* [Do this]: Transcribe all the records with complete accuracy.

— START Data rows —

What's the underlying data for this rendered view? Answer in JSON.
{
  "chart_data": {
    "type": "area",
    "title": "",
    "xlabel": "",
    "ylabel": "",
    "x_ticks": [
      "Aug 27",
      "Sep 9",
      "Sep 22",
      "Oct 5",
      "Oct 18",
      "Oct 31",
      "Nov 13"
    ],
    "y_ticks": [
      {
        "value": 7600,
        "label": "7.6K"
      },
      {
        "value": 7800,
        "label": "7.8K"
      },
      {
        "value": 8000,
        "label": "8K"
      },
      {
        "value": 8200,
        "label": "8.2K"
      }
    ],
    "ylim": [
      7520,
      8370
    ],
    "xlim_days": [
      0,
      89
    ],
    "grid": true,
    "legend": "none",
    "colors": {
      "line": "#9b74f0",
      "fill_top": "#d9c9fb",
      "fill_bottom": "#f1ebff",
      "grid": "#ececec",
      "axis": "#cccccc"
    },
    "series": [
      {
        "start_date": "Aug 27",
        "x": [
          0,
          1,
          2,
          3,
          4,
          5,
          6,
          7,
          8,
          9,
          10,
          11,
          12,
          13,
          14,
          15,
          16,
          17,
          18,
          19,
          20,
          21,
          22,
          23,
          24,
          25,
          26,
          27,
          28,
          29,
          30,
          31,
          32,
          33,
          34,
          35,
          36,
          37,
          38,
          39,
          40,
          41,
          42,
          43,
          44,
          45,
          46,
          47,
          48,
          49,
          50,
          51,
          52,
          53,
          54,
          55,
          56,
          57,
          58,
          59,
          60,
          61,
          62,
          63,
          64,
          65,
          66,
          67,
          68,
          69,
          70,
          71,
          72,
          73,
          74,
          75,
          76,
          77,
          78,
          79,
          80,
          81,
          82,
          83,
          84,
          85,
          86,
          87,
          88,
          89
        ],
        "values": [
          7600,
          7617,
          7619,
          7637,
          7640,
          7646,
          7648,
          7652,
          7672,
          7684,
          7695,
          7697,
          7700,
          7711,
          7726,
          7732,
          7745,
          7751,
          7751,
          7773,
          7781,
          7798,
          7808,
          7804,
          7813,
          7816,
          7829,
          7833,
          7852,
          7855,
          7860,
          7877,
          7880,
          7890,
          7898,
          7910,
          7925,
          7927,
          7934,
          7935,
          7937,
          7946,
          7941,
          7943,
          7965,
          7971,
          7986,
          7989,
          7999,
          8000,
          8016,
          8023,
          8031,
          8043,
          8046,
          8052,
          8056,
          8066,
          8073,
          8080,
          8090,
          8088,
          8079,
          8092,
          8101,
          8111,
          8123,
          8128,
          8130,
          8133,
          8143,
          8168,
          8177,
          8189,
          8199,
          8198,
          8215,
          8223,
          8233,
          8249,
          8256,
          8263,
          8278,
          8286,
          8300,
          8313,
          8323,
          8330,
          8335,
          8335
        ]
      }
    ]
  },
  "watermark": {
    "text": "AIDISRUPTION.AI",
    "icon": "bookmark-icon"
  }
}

— END Data rows —

* [The completed task]:
What's the underlying data for this rendered view? Answer in JSON.
{
  "chart_data": {
    "type": "area",
    "title": "",
    "xlabel": "",
    "ylabel": "",
    "x_ticks": [
      "Aug 27",
      "Sep 9",
      "Sep 22",
      "Oct 5",
      "Oct 18",
      "Oct 31",
      "Nov 13"
    ],
    "y_ticks": [
      {
        "value": 7600,
        "label": "7.6K"
      },
      {
        "value": 7800,
        "label": "7.8K"
      },
      {
        "value": 8000,
        "label": "8K"
      },
      {
        "value": 8200,
        "label": "8.2K"
      }
    ],
    "ylim": [
      7520,
      8370
    ],
    "xlim_days": [
      0,
      89
    ],
    "grid": true,
    "legend": "none",
    "colors": {
      "line": "#9b74f0",
      "fill_top": "#d9c9fb",
      "fill_bottom": "#f1ebff",
      "grid": "#ececec",
      "axis": "#cccccc"
    },
    "series": [
      {
        "start_date": "Aug 27",
        "x": [
          0,
          1,
          2,
          3,
          4,
          5,
          6,
          7,
          8,
          9,
          10,
          11,
          12,
          13,
          14,
          15,
          16,
          17,
          18,
          19,
          20,
          21,
          22,
          23,
          24,
          25,
          26,
          27,
          28,
          29,
          30,
          31,
          32,
          33,
          34,
          35,
          36,
          37,
          38,
          39,
          40,
          41,
          42,
          43,
          44,
          45,
          46,
          47,
          48,
          49,
          50,
          51,
          52,
          53,
          54,
          55,
          56,
          57,
          58,
          59,
          60,
          61,
          62,
          63,
          64,
          65,
          66,
          67,
          68,
          69,
          70,
          71,
          72,
          73,
          74,
          75,
          76,
          77,
          78,
          79,
          80,
          81,
          82,
          83,
          84,
          85,
          86,
          87,
          88,
          89
        ],
        "values": [
          7600,
          7617,
          7619,
          7637,
          7640,
          7646,
          7648,
          7652,
          7672,
          7684,
          7695,
          7697,
          7700,
          7711,
          7726,
          7732,
          7745,
          7751,
          7751,
          7773,
          7781,
          7798,
          7808,
          7804,
          7813,
          7816,
          7829,
          7833,
          7852,
          7855,
          7860,
          7877,
          7880,
          7890,
          7898,
          7910,
          7925,
          7927,
          7934,
          7935,
          7937,
          7946,
          7941,
          7943,
          7965,
          7971,
          7986,
          7989,
          7999,
          8000,
          8016,
          8023,
          8031,
          8043,
          8046,
          8052,
          8056,
          8066,
          8073,
          8080,
          8090,
          8088,
          8079,
          8092,
          8101,
          8111,
          8123,
          8128,
          8130,
          8133,
          8143,
          8168,
          8177,
          8189,
          8199,
          8198,
          8215,
          8223,
          8233,
          8249,
          8256,
          8263,
          8278,
          8286,
          8300,
          8313,
          8323,
          8330,
          8335,
          8335
        ]
      }
    ]
  },
  "watermark": {
    "text": "AIDISRUPTION.AI",
    "icon": "bookmark-icon"
  }
}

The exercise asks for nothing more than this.